[Work to complete] Pull out the stretch from the start of the records through the line containing "bar [294,262,461,278]", and copy those lines without any change.

Part of a data file
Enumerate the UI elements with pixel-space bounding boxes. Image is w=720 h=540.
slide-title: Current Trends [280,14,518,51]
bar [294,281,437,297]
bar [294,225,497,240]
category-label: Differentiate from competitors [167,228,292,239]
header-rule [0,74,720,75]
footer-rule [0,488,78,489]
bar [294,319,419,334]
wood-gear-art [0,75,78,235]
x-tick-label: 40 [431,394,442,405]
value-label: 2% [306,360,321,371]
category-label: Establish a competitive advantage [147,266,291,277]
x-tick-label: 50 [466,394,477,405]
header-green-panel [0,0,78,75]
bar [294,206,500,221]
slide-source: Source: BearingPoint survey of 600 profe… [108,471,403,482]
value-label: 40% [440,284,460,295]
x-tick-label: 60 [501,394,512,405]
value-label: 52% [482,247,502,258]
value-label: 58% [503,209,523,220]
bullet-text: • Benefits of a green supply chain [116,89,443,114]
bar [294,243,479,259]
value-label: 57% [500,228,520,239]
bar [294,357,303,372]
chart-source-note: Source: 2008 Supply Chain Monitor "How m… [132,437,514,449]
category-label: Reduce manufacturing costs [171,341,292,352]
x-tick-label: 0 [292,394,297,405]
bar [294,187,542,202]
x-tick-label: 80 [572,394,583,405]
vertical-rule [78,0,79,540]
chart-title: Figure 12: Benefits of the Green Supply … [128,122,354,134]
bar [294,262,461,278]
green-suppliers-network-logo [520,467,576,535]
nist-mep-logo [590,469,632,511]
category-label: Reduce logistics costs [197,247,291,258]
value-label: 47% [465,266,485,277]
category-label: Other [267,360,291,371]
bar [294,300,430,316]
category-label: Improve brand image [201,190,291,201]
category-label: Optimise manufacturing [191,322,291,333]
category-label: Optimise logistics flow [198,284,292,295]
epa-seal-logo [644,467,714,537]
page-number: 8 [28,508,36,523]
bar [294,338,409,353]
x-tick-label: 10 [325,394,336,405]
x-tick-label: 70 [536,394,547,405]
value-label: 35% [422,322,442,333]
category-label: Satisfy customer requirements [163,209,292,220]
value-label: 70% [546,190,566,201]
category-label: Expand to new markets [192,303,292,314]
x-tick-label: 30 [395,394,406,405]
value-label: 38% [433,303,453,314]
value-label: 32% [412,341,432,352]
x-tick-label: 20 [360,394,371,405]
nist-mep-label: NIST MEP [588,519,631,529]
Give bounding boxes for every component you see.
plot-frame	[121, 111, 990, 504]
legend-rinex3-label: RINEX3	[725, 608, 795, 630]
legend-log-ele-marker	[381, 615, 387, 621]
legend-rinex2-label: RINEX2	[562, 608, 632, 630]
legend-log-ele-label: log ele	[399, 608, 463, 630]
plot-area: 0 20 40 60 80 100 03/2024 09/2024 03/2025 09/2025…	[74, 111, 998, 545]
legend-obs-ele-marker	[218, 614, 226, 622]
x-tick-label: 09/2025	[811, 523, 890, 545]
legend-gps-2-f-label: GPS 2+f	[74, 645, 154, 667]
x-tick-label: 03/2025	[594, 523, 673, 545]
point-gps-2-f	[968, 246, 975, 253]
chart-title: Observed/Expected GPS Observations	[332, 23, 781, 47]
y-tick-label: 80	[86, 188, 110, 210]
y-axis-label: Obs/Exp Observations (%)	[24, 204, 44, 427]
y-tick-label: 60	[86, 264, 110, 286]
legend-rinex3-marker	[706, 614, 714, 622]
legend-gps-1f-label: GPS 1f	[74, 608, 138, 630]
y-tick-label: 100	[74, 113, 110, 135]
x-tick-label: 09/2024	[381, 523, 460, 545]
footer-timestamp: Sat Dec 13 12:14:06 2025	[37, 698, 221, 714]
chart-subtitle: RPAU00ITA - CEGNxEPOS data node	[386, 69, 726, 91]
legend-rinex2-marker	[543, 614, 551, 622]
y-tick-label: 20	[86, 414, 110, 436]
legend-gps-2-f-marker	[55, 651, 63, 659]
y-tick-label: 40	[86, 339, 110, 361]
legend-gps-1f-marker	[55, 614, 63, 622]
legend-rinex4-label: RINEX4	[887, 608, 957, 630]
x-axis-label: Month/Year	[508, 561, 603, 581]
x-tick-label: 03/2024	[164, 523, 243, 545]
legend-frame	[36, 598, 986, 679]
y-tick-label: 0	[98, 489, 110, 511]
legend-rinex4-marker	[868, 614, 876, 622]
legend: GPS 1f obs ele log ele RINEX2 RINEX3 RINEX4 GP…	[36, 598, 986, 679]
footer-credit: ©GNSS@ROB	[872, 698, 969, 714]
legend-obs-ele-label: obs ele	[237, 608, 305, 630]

[Full answer]
Enumerate the UI elements with pixel-space bounding boxes. Image is w=720 h=540.
slide-title: Current Trends [280,14,518,51]
bar [294,281,437,297]
bar [294,225,497,240]
category-label: Differentiate from competitors [167,228,292,239]
header-rule [0,74,720,75]
footer-rule [0,488,78,489]
bar [294,319,419,334]
wood-gear-art [0,75,78,235]
x-tick-label: 40 [431,394,442,405]
value-label: 2% [306,360,321,371]
category-label: Establish a competitive advantage [147,266,291,277]
x-tick-label: 50 [466,394,477,405]
header-green-panel [0,0,78,75]
bar [294,206,500,221]
slide-source: Source: BearingPoint survey of 600 profe… [108,471,403,482]
value-label: 40% [440,284,460,295]
x-tick-label: 60 [501,394,512,405]
value-label: 52% [482,247,502,258]
value-label: 58% [503,209,523,220]
bullet-text: • Benefits of a green supply chain [116,89,443,114]
bar [294,243,479,259]
value-label: 57% [500,228,520,239]
bar [294,357,303,372]
chart-source-note: Source: 2008 Supply Chain Monitor "How m… [132,437,514,449]
category-label: Reduce manufacturing costs [171,341,292,352]
x-tick-label: 0 [292,394,297,405]
bar [294,187,542,202]
x-tick-label: 80 [572,394,583,405]
vertical-rule [78,0,79,540]
chart-title: Figure 12: Benefits of the Green Supply … [128,122,354,134]
bar [294,262,461,278]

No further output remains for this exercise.